### Work instructions
Wherever the word "goals" shows up in a line, please copy that line.

::::::

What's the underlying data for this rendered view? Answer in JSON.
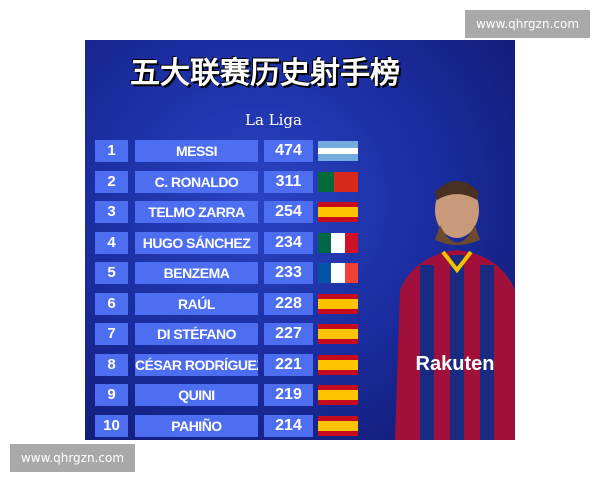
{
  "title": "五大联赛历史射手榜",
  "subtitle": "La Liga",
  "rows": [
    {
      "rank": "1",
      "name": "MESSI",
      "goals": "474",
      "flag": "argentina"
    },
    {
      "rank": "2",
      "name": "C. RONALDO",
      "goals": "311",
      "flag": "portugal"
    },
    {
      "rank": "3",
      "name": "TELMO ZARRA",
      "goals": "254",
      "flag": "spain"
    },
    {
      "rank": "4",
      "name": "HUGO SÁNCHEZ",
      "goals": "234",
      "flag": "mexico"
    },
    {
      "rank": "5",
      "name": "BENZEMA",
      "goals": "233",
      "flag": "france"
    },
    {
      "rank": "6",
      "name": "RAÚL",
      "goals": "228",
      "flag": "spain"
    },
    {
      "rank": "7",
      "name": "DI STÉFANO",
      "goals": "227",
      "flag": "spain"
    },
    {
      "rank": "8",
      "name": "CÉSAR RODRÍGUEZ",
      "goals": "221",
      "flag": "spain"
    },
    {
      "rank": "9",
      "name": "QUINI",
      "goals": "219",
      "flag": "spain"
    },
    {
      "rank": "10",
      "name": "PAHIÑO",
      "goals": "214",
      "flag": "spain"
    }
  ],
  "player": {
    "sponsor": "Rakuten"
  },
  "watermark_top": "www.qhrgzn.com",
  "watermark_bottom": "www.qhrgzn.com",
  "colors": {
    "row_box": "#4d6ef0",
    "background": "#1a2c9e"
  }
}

::::::

### Result below
      "goals": "474",
      "goals": "311",
      "goals": "254",
      "goals": "234",
      "goals": "233",
      "goals": "228",
      "goals": "227",
      "goals": "221",
      "goals": "219",
      "goals": "214",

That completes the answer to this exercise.